_Stated problem_
What follows are records. Restate all of them word for word.

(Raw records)
■ ■ ■ ■ ■ ■ ■

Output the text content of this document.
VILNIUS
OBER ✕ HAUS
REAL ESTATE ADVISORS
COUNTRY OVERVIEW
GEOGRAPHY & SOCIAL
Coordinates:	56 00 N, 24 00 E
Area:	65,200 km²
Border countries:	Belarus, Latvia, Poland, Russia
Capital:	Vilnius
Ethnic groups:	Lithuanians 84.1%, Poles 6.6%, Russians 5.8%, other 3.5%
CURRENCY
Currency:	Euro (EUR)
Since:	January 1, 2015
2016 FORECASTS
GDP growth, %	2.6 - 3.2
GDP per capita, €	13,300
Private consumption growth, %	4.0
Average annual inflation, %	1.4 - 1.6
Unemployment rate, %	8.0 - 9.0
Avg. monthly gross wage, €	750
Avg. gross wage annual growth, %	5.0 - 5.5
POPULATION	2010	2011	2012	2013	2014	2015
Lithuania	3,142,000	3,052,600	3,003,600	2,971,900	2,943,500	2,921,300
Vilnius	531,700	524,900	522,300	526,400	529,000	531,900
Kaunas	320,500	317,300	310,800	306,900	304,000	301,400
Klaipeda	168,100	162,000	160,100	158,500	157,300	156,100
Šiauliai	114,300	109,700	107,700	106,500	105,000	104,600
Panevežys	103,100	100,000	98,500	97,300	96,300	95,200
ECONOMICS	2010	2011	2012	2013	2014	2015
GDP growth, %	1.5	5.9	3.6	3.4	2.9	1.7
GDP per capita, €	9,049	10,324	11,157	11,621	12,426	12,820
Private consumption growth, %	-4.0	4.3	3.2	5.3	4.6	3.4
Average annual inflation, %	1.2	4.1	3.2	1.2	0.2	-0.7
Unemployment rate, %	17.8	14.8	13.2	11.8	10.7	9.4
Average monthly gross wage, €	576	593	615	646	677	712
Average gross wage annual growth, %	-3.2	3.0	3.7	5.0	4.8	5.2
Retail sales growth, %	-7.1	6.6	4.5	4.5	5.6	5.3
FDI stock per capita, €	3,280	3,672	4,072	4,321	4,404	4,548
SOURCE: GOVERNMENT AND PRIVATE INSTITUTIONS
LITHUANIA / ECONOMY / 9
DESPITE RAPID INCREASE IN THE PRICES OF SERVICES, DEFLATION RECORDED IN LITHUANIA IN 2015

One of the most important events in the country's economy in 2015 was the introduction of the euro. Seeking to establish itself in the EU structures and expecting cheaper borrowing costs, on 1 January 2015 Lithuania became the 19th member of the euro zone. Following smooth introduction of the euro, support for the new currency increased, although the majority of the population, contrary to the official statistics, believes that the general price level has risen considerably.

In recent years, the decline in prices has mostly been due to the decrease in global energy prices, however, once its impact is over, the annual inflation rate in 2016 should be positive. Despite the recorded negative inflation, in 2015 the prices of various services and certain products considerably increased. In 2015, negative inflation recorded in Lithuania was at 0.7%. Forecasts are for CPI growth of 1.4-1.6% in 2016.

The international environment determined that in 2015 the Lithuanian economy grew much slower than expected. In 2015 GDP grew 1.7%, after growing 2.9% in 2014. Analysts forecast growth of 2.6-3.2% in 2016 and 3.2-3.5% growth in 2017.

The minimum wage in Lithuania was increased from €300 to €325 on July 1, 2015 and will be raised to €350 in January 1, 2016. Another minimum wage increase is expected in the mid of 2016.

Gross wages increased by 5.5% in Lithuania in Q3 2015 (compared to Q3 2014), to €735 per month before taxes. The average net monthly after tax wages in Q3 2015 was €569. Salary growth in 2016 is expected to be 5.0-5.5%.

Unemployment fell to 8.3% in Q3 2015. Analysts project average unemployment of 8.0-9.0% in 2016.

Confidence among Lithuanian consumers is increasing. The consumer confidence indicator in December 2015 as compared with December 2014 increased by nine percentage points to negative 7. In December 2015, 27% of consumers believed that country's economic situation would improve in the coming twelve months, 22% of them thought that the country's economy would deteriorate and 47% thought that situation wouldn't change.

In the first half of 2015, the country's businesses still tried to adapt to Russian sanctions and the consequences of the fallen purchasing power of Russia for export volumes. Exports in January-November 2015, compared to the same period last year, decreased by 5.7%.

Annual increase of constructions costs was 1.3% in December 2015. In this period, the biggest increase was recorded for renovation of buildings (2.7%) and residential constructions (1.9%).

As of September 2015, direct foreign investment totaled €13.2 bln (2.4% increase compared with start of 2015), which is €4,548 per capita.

■ ■ ■ ■ ■ ■ ■

_Answer to the problem_
Output the text content of this document.
VILNIUS
OBER ✕ HAUS
REAL ESTATE ADVISORS
COUNTRY OVERVIEW
GEOGRAPHY & SOCIAL
Coordinates:	56 00 N, 24 00 E
Area:	65,200 km²
Border countries:	Belarus, Latvia, Poland, Russia
Capital:	Vilnius
Ethnic groups:	Lithuanians 84.1%, Poles 6.6%, Russians 5.8%, other 3.5%
CURRENCY
Currency:	Euro (EUR)
Since:	January 1, 2015
2016 FORECASTS
GDP growth, %	2.6 - 3.2
GDP per capita, €	13,300
Private consumption growth, %	4.0
Average annual inflation, %	1.4 - 1.6
Unemployment rate, %	8.0 - 9.0
Avg. monthly gross wage, €	750
Avg. gross wage annual growth, %	5.0 - 5.5
POPULATION	2010	2011	2012	2013	2014	2015
Lithuania	3,142,000	3,052,600	3,003,600	2,971,900	2,943,500	2,921,300
Vilnius	531,700	524,900	522,300	526,400	529,000	531,900
Kaunas	320,500	317,300	310,800	306,900	304,000	301,400
Klaipeda	168,100	162,000	160,100	158,500	157,300	156,100
Šiauliai	114,300	109,700	107,700	106,500	105,000	104,600
Panevežys	103,100	100,000	98,500	97,300	96,300	95,200
ECONOMICS	2010	2011	2012	2013	2014	2015
GDP growth, %	1.5	5.9	3.6	3.4	2.9	1.7
GDP per capita, €	9,049	10,324	11,157	11,621	12,426	12,820
Private consumption growth, %	-4.0	4.3	3.2	5.3	4.6	3.4
Average annual inflation, %	1.2	4.1	3.2	1.2	0.2	-0.7
Unemployment rate, %	17.8	14.8	13.2	11.8	10.7	9.4
Average monthly gross wage, €	576	593	615	646	677	712
Average gross wage annual growth, %	-3.2	3.0	3.7	5.0	4.8	5.2
Retail sales growth, %	-7.1	6.6	4.5	4.5	5.6	5.3
FDI stock per capita, €	3,280	3,672	4,072	4,321	4,404	4,548
SOURCE: GOVERNMENT AND PRIVATE INSTITUTIONS
LITHUANIA / ECONOMY / 9
DESPITE RAPID INCREASE IN THE PRICES OF SERVICES, DEFLATION RECORDED IN LITHUANIA IN 2015

One of the most important events in the country's economy in 2015 was the introduction of the euro. Seeking to establish itself in the EU structures and expecting cheaper borrowing costs, on 1 January 2015 Lithuania became the 19th member of the euro zone. Following smooth introduction of the euro, support for the new currency increased, although the majority of the population, contrary to the official statistics, believes that the general price level has risen considerably.

In recent years, the decline in prices has mostly been due to the decrease in global energy prices, however, once its impact is over, the annual inflation rate in 2016 should be positive. Despite the recorded negative inflation, in 2015 the prices of various services and certain products considerably increased. In 2015, negative inflation recorded in Lithuania was at 0.7%. Forecasts are for CPI growth of 1.4-1.6% in 2016.

The international environment determined that in 2015 the Lithuanian economy grew much slower than expected. In 2015 GDP grew 1.7%, after growing 2.9% in 2014. Analysts forecast growth of 2.6-3.2% in 2016 and 3.2-3.5% growth in 2017.

The minimum wage in Lithuania was increased from €300 to €325 on July 1, 2015 and will be raised to €350 in January 1, 2016. Another minimum wage increase is expected in the mid of 2016.

Gross wages increased by 5.5% in Lithuania in Q3 2015 (compared to Q3 2014), to €735 per month before taxes. The average net monthly after tax wages in Q3 2015 was €569. Salary growth in 2016 is expected to be 5.0-5.5%.

Unemployment fell to 8.3% in Q3 2015. Analysts project average unemployment of 8.0-9.0% in 2016.

Confidence among Lithuanian consumers is increasing. The consumer confidence indicator in December 2015 as compared with December 2014 increased by nine percentage points to negative 7. In December 2015, 27% of consumers believed that country's economic situation would improve in the coming twelve months, 22% of them thought that the country's economy would deteriorate and 47% thought that situation wouldn't change.

In the first half of 2015, the country's businesses still tried to adapt to Russian sanctions and the consequences of the fallen purchasing power of Russia for export volumes. Exports in January-November 2015, compared to the same period last year, decreased by 5.7%.

Annual increase of constructions costs was 1.3% in December 2015. In this period, the biggest increase was recorded for renovation of buildings (2.7%) and residential constructions (1.9%).

As of September 2015, direct foreign investment totaled €13.2 bln (2.4% increase compared with start of 2015), which is €4,548 per capita.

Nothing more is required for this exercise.